WRITTEN EXERCISE: Please report every line from the material that contains the word "through".

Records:
----

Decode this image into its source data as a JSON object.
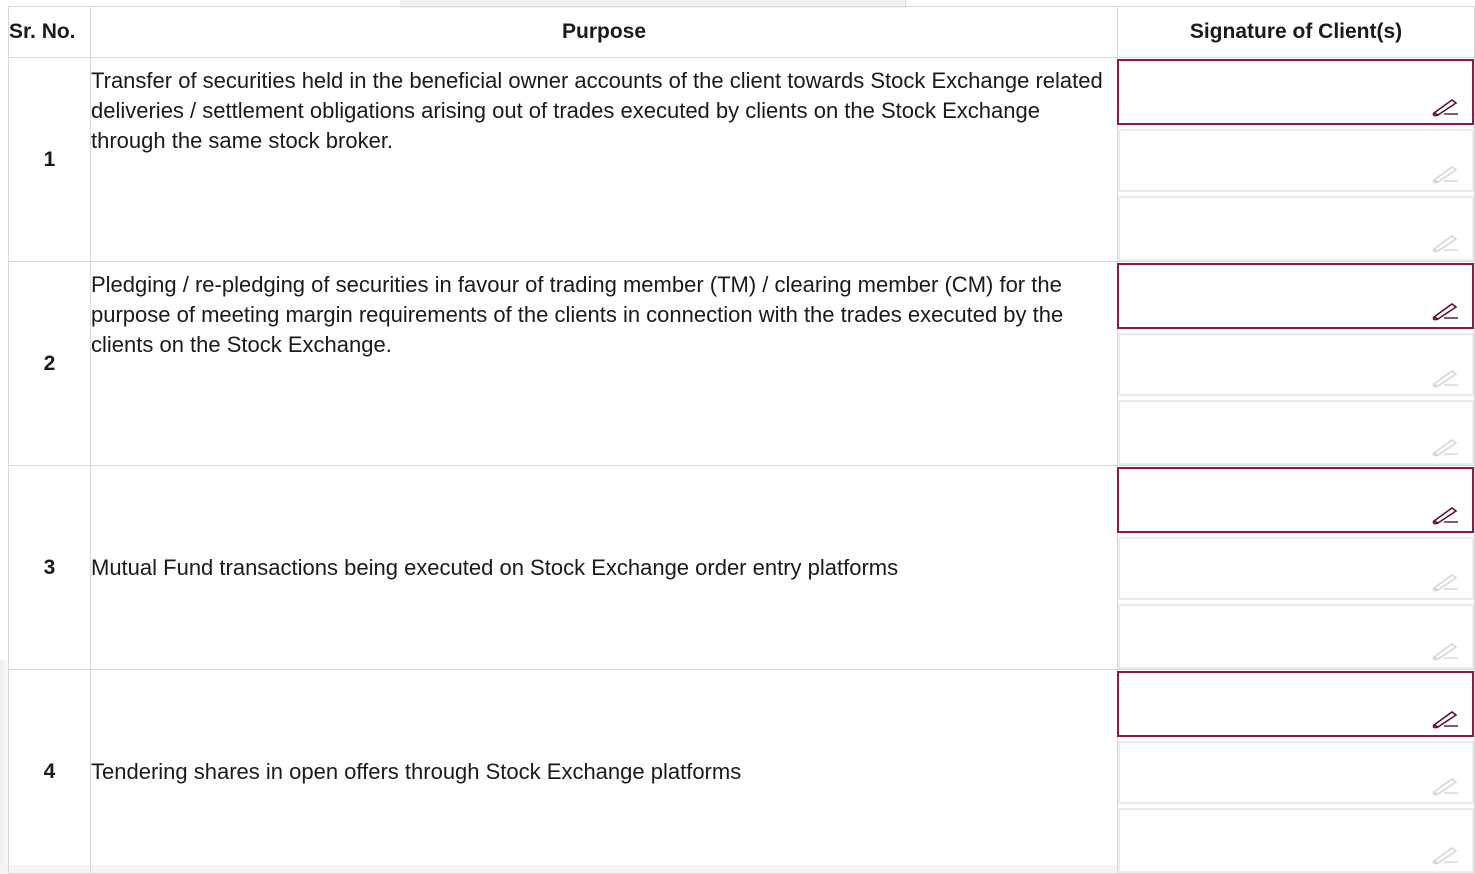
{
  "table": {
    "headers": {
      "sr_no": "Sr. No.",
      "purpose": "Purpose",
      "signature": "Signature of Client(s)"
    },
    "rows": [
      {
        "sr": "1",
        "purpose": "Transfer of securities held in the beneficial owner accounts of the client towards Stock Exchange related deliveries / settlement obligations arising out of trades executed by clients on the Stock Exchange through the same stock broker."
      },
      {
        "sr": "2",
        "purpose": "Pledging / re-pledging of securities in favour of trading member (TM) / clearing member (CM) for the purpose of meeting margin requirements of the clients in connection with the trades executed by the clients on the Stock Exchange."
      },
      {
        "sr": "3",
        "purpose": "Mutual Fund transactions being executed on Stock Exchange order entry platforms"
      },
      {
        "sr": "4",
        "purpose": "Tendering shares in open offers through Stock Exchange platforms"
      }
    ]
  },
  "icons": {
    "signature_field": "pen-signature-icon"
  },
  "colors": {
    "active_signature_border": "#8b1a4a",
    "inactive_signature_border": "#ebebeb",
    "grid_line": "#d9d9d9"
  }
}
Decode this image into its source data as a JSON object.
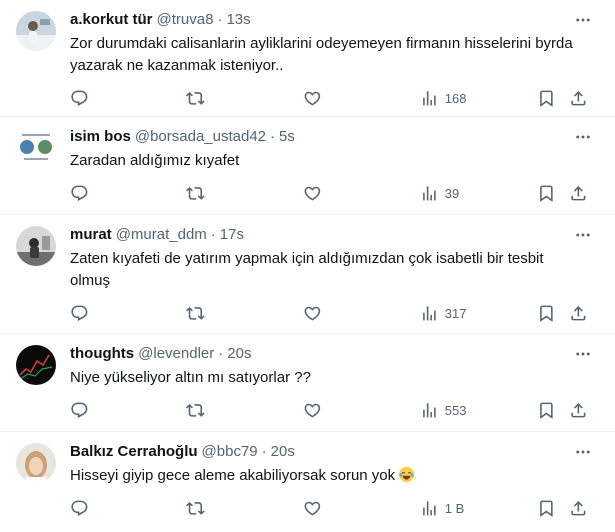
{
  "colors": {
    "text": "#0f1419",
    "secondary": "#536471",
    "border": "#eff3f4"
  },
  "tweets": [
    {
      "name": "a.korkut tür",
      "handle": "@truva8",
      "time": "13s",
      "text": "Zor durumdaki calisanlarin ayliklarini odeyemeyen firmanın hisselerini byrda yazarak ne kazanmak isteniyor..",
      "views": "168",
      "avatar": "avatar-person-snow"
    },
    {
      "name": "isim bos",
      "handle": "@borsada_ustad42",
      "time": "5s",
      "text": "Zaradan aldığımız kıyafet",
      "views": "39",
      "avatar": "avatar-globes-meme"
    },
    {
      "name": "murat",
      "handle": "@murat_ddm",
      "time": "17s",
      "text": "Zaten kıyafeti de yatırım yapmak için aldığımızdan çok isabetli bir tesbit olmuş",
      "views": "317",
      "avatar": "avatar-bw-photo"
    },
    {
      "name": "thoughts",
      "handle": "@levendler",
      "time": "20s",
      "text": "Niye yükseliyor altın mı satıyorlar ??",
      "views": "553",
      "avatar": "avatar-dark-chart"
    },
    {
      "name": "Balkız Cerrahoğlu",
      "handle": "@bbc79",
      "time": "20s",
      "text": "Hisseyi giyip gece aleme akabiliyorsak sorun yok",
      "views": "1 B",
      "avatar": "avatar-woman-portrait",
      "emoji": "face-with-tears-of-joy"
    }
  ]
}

----

EXPECTED ANSWER:
        "purpose": "Transfer of securities held in the beneficial owner accounts of the client towards Stock Exchange related deliveries / settlement obligations arising out of trades executed by clients on the Stock Exchange through the same stock broker."
        "purpose": "Tendering shares in open offers through Stock Exchange platforms"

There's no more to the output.